▶ **Problem statement**
Every entry must be repeated exactly. Exclude all pictures.
* Begin Data entries *
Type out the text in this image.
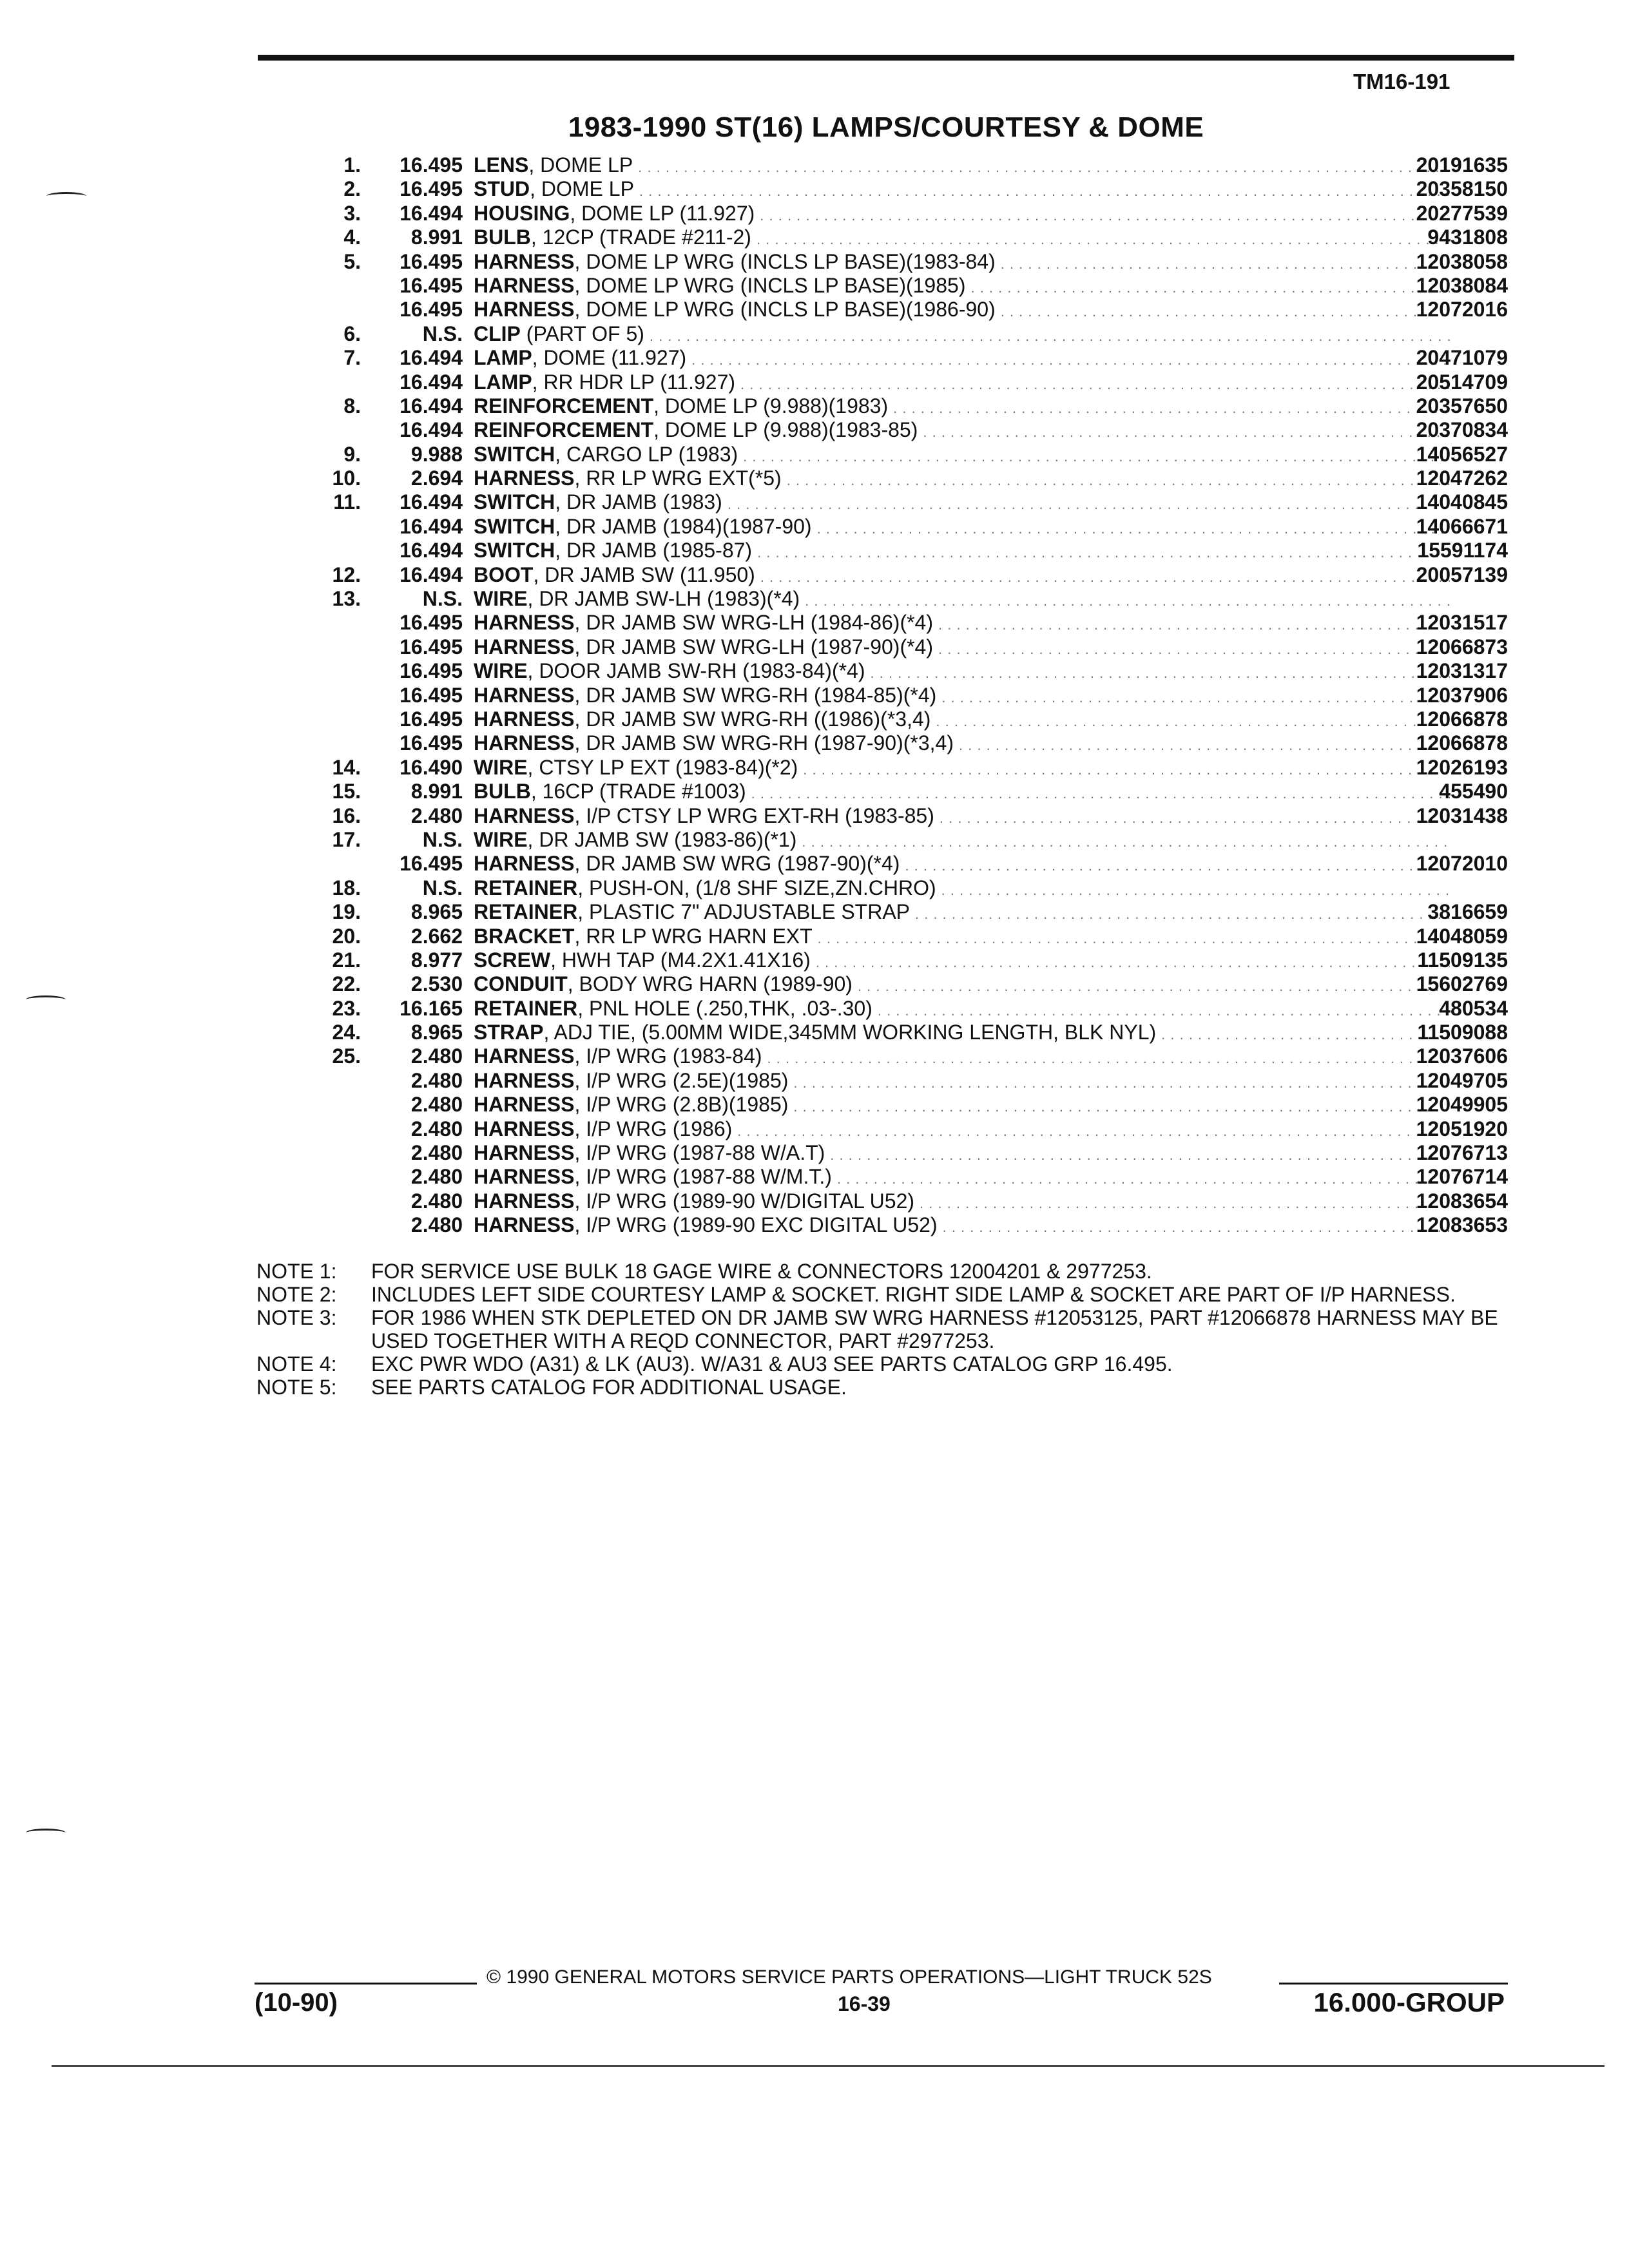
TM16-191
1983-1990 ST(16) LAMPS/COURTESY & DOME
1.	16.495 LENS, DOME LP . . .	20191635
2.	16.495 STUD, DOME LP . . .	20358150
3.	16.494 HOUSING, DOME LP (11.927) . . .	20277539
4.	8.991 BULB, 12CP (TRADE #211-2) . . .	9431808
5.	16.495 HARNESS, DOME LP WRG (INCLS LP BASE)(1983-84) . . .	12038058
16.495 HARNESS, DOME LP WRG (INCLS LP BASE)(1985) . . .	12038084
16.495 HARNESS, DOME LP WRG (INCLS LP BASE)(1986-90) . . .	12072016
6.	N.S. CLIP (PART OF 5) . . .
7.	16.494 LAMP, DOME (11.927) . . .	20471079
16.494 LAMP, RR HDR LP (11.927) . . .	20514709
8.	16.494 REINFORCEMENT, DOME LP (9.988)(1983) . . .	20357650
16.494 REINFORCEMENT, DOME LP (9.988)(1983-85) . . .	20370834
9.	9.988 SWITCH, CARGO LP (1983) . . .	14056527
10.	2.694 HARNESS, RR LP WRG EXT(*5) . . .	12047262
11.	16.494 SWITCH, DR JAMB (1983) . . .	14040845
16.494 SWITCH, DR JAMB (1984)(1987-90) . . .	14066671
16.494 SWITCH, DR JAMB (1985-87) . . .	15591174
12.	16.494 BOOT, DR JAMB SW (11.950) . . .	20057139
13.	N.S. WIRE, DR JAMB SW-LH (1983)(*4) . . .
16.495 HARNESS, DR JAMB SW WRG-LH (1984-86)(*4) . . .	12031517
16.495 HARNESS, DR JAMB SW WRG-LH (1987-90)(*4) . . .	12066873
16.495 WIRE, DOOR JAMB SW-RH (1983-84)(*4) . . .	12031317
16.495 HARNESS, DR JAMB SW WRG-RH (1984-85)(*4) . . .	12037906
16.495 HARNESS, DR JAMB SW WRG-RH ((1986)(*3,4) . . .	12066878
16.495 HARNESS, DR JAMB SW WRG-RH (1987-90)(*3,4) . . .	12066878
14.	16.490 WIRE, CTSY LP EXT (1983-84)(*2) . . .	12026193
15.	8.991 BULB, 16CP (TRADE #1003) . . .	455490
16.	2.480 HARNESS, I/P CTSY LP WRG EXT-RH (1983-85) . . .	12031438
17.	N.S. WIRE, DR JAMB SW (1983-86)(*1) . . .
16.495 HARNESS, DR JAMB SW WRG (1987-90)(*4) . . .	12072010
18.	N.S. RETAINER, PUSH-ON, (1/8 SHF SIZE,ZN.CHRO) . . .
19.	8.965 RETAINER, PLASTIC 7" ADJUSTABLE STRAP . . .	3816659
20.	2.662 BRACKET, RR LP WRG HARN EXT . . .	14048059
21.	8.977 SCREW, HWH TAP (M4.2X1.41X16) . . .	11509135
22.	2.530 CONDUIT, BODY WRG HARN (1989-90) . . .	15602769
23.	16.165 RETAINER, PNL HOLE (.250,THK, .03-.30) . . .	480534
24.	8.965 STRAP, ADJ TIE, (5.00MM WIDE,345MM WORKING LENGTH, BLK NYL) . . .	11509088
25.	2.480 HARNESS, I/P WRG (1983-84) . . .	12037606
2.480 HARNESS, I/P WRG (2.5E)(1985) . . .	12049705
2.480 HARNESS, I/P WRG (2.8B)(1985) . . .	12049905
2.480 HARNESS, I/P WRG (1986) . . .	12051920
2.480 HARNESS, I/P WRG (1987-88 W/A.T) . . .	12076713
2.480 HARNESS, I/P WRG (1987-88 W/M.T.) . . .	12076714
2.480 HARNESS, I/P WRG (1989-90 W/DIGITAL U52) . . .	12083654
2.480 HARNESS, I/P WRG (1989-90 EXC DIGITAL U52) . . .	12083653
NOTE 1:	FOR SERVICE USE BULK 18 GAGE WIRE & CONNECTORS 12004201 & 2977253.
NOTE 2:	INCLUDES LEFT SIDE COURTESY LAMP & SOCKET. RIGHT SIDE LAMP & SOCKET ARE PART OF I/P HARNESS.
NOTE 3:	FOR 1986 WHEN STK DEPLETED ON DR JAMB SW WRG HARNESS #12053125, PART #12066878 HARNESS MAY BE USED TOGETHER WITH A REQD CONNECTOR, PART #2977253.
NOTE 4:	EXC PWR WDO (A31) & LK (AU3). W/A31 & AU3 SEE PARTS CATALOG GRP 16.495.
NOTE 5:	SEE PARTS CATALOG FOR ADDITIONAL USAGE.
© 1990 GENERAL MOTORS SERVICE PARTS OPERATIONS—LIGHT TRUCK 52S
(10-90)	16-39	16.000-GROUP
* End Data entries *
▶ **Exercise output**
Type out the text in this image.
TM16-191
1983-1990 ST(16) LAMPS/COURTESY & DOME
1.	16.495 LENS, DOME LP . . .	20191635
2.	16.495 STUD, DOME LP . . .	20358150
3.	16.494 HOUSING, DOME LP (11.927) . . .	20277539
4.	8.991 BULB, 12CP (TRADE #211-2) . . .	9431808
5.	16.495 HARNESS, DOME LP WRG (INCLS LP BASE)(1983-84) . . .	12038058
16.495 HARNESS, DOME LP WRG (INCLS LP BASE)(1985) . . .	12038084
16.495 HARNESS, DOME LP WRG (INCLS LP BASE)(1986-90) . . .	12072016
6.	N.S. CLIP (PART OF 5) . . .
7.	16.494 LAMP, DOME (11.927) . . .	20471079
16.494 LAMP, RR HDR LP (11.927) . . .	20514709
8.	16.494 REINFORCEMENT, DOME LP (9.988)(1983) . . .	20357650
16.494 REINFORCEMENT, DOME LP (9.988)(1983-85) . . .	20370834
9.	9.988 SWITCH, CARGO LP (1983) . . .	14056527
10.	2.694 HARNESS, RR LP WRG EXT(*5) . . .	12047262
11.	16.494 SWITCH, DR JAMB (1983) . . .	14040845
16.494 SWITCH, DR JAMB (1984)(1987-90) . . .	14066671
16.494 SWITCH, DR JAMB (1985-87) . . .	15591174
12.	16.494 BOOT, DR JAMB SW (11.950) . . .	20057139
13.	N.S. WIRE, DR JAMB SW-LH (1983)(*4) . . .
16.495 HARNESS, DR JAMB SW WRG-LH (1984-86)(*4) . . .	12031517
16.495 HARNESS, DR JAMB SW WRG-LH (1987-90)(*4) . . .	12066873
16.495 WIRE, DOOR JAMB SW-RH (1983-84)(*4) . . .	12031317
16.495 HARNESS, DR JAMB SW WRG-RH (1984-85)(*4) . . .	12037906
16.495 HARNESS, DR JAMB SW WRG-RH ((1986)(*3,4) . . .	12066878
16.495 HARNESS, DR JAMB SW WRG-RH (1987-90)(*3,4) . . .	12066878
14.	16.490 WIRE, CTSY LP EXT (1983-84)(*2) . . .	12026193
15.	8.991 BULB, 16CP (TRADE #1003) . . .	455490
16.	2.480 HARNESS, I/P CTSY LP WRG EXT-RH (1983-85) . . .	12031438
17.	N.S. WIRE, DR JAMB SW (1983-86)(*1) . . .
16.495 HARNESS, DR JAMB SW WRG (1987-90)(*4) . . .	12072010
18.	N.S. RETAINER, PUSH-ON, (1/8 SHF SIZE,ZN.CHRO) . . .
19.	8.965 RETAINER, PLASTIC 7" ADJUSTABLE STRAP . . .	3816659
20.	2.662 BRACKET, RR LP WRG HARN EXT . . .	14048059
21.	8.977 SCREW, HWH TAP (M4.2X1.41X16) . . .	11509135
22.	2.530 CONDUIT, BODY WRG HARN (1989-90) . . .	15602769
23.	16.165 RETAINER, PNL HOLE (.250,THK, .03-.30) . . .	480534
24.	8.965 STRAP, ADJ TIE, (5.00MM WIDE,345MM WORKING LENGTH, BLK NYL) . . .	11509088
25.	2.480 HARNESS, I/P WRG (1983-84) . . .	12037606
2.480 HARNESS, I/P WRG (2.5E)(1985) . . .	12049705
2.480 HARNESS, I/P WRG (2.8B)(1985) . . .	12049905
2.480 HARNESS, I/P WRG (1986) . . .	12051920
2.480 HARNESS, I/P WRG (1987-88 W/A.T) . . .	12076713
2.480 HARNESS, I/P WRG (1987-88 W/M.T.) . . .	12076714
2.480 HARNESS, I/P WRG (1989-90 W/DIGITAL U52) . . .	12083654
2.480 HARNESS, I/P WRG (1989-90 EXC DIGITAL U52) . . .	12083653
NOTE 1:	FOR SERVICE USE BULK 18 GAGE WIRE & CONNECTORS 12004201 & 2977253.
NOTE 2:	INCLUDES LEFT SIDE COURTESY LAMP & SOCKET. RIGHT SIDE LAMP & SOCKET ARE PART OF I/P HARNESS.
NOTE 3:	FOR 1986 WHEN STK DEPLETED ON DR JAMB SW WRG HARNESS #12053125, PART #12066878 HARNESS MAY BE USED TOGETHER WITH A REQD CONNECTOR, PART #2977253.
NOTE 4:	EXC PWR WDO (A31) & LK (AU3). W/A31 & AU3 SEE PARTS CATALOG GRP 16.495.
NOTE 5:	SEE PARTS CATALOG FOR ADDITIONAL USAGE.
© 1990 GENERAL MOTORS SERVICE PARTS OPERATIONS—LIGHT TRUCK 52S
(10-90)	16-39	16.000-GROUP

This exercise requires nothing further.